• _Passage provided_:
** BEGIN **

Current assignee: UK Secretary of State of
Priority date: 1978-11-27
Filing date: 1982-08-12
Publication date: 1984-03-06
Anticipated expiration: 2001-03-06
Also published as: EP0013076B1; AU5316879A; JPS5573445A; ES486332A0; ES8101955A1; GB2037634A; EP0013076A1; AU534529B2; CA1178781A; DE2966164D1; GB2037634B; SU1170960A3; ATE4629T1

Abstract

In a method for forming shaped articles from molten metallic material the melt is caused to flow from a holding vessel therefor through a refractory duct having at least one static thermally-conducting element extending transversely within the duct so dimensioned and located to both cool and stir by shear the melt flowing therethrough. The melt is cooled to a temperature within its freezing range, if it is an alloy, or at its freezing point, if it is a metal, and is stirred to precipitate a solid phase as fragmented dendrites. The cooled and stirred metal outflow from the duct is cast into shaped articles. The invention has one specific application in producing the precipitating solid phase as non-degenerate micro-crystalline particles.

Description

This is a continuation of application Ser. No. 96,414 filed Nov. 21, 1979, and now abandoned.

The present invention relates to an apparatus and process for cooling a flow of a molten material which is to be directed to a means for casting the material.

It is common practice in casting processes that the molten material is kept at a temperature which is well above its melting point or liquidus temperature as the case may be in order to ensure that the material does not solidify prematurely on its way to the mould or other casting apparatus. As a result of this practice, a considerable degree of superheat has to be extracted from the material as well as the latent heat of freezing, so the solidification process tends to be slow. This leads to relatively low throughputs for the casting apparatus, coarsening of the grain structure, and since cooling in a mould or the like takes place through the walls, to an inhomogeneous cooling process with consequentially inhomogeneous properties in the casting which is eventually obtained.

It is an object of this invention to mitigate these problems of the prior art casting processes by providing a method for rapidly and controllably cooling a molten material. Accordingly the present invention provides a process for cooling a flow of a molten material in a controlled manner, wherein the flow of molten material is simultaneously subjected to a stirring action which is such that the temperature of the material is substantially the same at any point in any one plane perpendicular to the direction of the flow. The invention further provides apparatus for cooling a flow of a molten material in a controlled manner which comprises means for cooling the flow and means for simultaneously stirring the flow in such a manner that the temperature of the material is substantially the same at any point in any one plane perpendicular to the direction of the flow. Preferably the apparatus includes a duct through which the flow of molten material may be directed and the means for cooling and for simultaneously stirring the flow comprise at least one element extending transversely within the duct. The apparatus may be used in conjunction with any delivery means for the molten material and with suitable casting means, for example, a series of ingot moulds or a continuous casting machine.

** END **

• _Given instruction_:
Repeat the casting patent text word for word from "In a method" to "and now abandoned.". The items play no part in this.

• _Record excerpts_:
** BEGIN **

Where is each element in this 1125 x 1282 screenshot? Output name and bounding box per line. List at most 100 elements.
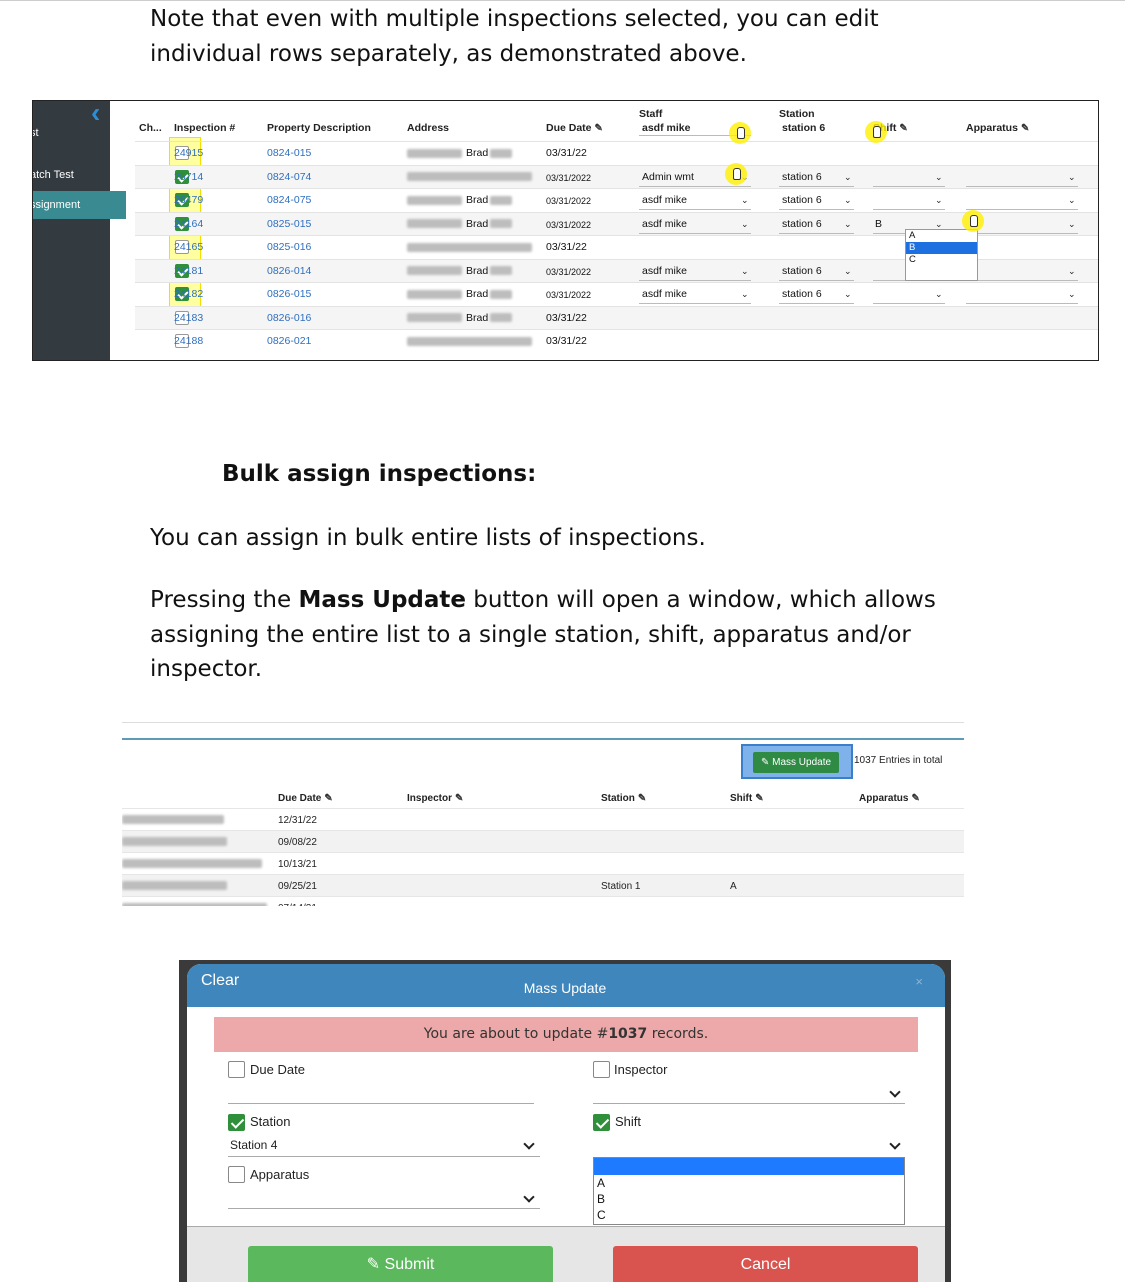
chevron-down-icon[interactable]: ⌄ [1068,266,1076,277]
chevron-down-icon[interactable] [889,1138,901,1150]
apparatus-select[interactable] [966,209,1078,210]
col-header-address[interactable]: Address [407,122,449,134]
station-select-value[interactable]: Station 4 [230,1138,277,1152]
property-description-link[interactable]: 0826-021 [267,335,311,347]
col-header-apparatus[interactable]: Apparatus ✎ [966,122,1029,134]
table-row[interactable]: 25714 0824-074 03/31/2022 Admin wmt ⌄ station… [135,164,1098,188]
property-description-link[interactable]: 0824-074 [267,171,311,183]
station-select[interactable] [779,279,854,281]
apparatus-checkbox[interactable] [228,1166,245,1183]
staff-select[interactable] [639,209,751,210]
property-description-link[interactable]: 0826-014 [267,265,311,277]
station-select-value[interactable]: station 6 [782,265,822,277]
staff-select[interactable] [639,279,751,281]
shift-select[interactable] [873,185,945,187]
chevron-down-icon[interactable]: ⌄ [741,266,749,277]
inspection-number-link[interactable]: 26479 [174,194,203,206]
station-select-value[interactable]: station 6 [782,171,822,183]
shift-select-value[interactable]: B [875,218,882,230]
table-row[interactable]: 24182 0826-015 03/31/2022 Brad asdf mike ⌄ sta… [135,282,1098,305]
table-row[interactable]: 26479 0824-075 03/31/2022 Brad asdf mike ⌄ sta… [135,188,1098,211]
shift-option-b[interactable]: B [906,242,977,254]
shift-select[interactable] [873,303,945,304]
due-date-checkbox[interactable] [228,1061,245,1078]
station-select[interactable] [228,1156,540,1157]
staff-select[interactable] [639,232,751,234]
shift-option-c[interactable]: C [594,1207,904,1223]
station-select[interactable] [779,185,854,187]
chevron-down-icon[interactable]: ⌄ [935,219,943,230]
mass-update-button[interactable]: ✎ Mass Update [753,752,839,773]
staff-select-value[interactable]: asdf mike [642,218,687,230]
station-select[interactable] [779,232,854,234]
apparatus-select[interactable] [966,185,1078,187]
chevron-down-icon[interactable]: ⌄ [741,219,749,230]
due-date-input[interactable] [228,1103,534,1104]
property-description-link[interactable]: 0826-015 [267,288,311,300]
table-row[interactable]: 09/08/22 [122,830,964,852]
chevron-down-icon[interactable]: ⌄ [1068,195,1076,206]
staff-select-value[interactable]: asdf mike [642,194,687,206]
table-row[interactable]: 07/14/21 [122,896,964,906]
station-filter-value[interactable]: station 6 [782,122,825,134]
col-header-check[interactable]: Ch... [139,122,162,134]
inspector-select[interactable] [593,1103,905,1104]
apparatus-select[interactable] [228,1208,540,1209]
station-select[interactable] [779,209,854,210]
chevron-down-icon[interactable] [523,1138,535,1150]
station-select-value[interactable]: station 6 [782,218,822,230]
property-description-link[interactable]: 0824-015 [267,147,311,159]
shift-option-empty[interactable] [594,1158,904,1175]
col-header-due-date[interactable]: Due Date ✎ [278,793,333,804]
shift-option-c[interactable]: C [906,254,977,266]
col-header-due-date[interactable]: Due Date ✎ [546,122,603,134]
staff-select-value[interactable]: asdf mike [642,265,687,277]
col-header-station[interactable]: Station [779,108,815,120]
property-description-link[interactable]: 0826-016 [267,312,311,324]
shift-option-b[interactable]: B [594,1191,904,1207]
col-header-station[interactable]: Station ✎ [601,793,646,804]
chevron-down-icon[interactable]: ⌄ [741,195,749,206]
chevron-down-icon[interactable]: ⌄ [844,289,852,300]
inspection-number-link[interactable]: 25714 [174,171,203,183]
inspection-number-link[interactable]: 24915 [174,147,203,159]
apparatus-select[interactable] [966,303,1078,304]
col-header-property[interactable]: Property Description [267,122,371,134]
chevron-down-icon[interactable]: ⌄ [1068,289,1076,300]
table-row[interactable]: 09/25/21 Station 1 A [122,874,964,896]
station-select[interactable] [779,303,854,304]
table-row[interactable]: 24915 0824-015 03/31/22 Brad [135,141,1098,164]
property-description-link[interactable]: 0824-075 [267,194,311,206]
col-header-inspector[interactable]: Inspector ✎ [407,793,463,804]
inspection-number-link[interactable]: 24165 [174,241,203,253]
apparatus-select[interactable] [966,232,1078,234]
chevron-down-icon[interactable]: ⌄ [844,195,852,206]
shift-option-a[interactable]: A [594,1175,904,1191]
table-row[interactable]: 24188 0826-021 03/31/22 [135,329,1098,352]
shift-checkbox[interactable] [593,1114,610,1131]
col-header-inspection[interactable]: Inspection # [174,122,235,134]
apparatus-select[interactable] [966,279,1078,281]
staff-filter-value[interactable]: asdf mike [642,122,690,134]
cancel-button[interactable]: Cancel [613,1246,918,1282]
shift-select[interactable] [873,209,945,210]
staff-select[interactable] [639,303,751,304]
inspection-number-link[interactable]: 24183 [174,312,203,324]
chevron-down-icon[interactable] [889,1086,901,1098]
chevron-down-icon[interactable]: ⌄ [844,172,852,183]
chevron-down-icon[interactable]: ⌄ [741,289,749,300]
chevron-down-icon[interactable]: ⌄ [935,289,943,300]
submit-button[interactable]: ✎ Submit [248,1246,553,1282]
inspector-checkbox[interactable] [593,1061,610,1078]
inspection-number-link[interactable]: 24181 [174,265,203,277]
staff-select-value[interactable]: Admin wmt [642,171,694,183]
property-description-link[interactable]: 0825-016 [267,241,311,253]
table-row[interactable]: 10/13/21 [122,852,964,874]
sidebar-item-assignment[interactable]: ssignment [33,191,126,219]
staff-select-value[interactable]: asdf mike [642,288,687,300]
inspection-number-link[interactable]: 24182 [174,288,203,300]
inspection-number-link[interactable]: 24188 [174,335,203,347]
chevron-down-icon[interactable]: ⌄ [844,219,852,230]
col-header-apparatus[interactable]: Apparatus ✎ [859,793,920,804]
staff-select[interactable] [639,185,751,187]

** END **

• _Exercise result_:
In a method for forming shaped articles from molten metallic material the melt is caused to flow from a holding vessel therefor through a refractory duct having at least one static thermally-conducting element extending transversely within the duct so dimensioned and located to both cool and stir by shear the melt flowing therethrough. The melt is cooled to a temperature within its freezing range, if it is an alloy, or at its freezing point, if it is a metal, and is stirred to precipitate a solid phase as fragmented dendrites. The cooled and stirred metal outflow from the duct is cast into shaped articles. The invention has one specific application in producing the precipitating solid phase as non-degenerate micro-crystalline particles.

Description

This is a continuation of application Ser. No. 96,414 filed Nov. 21, 1979, and now abandoned.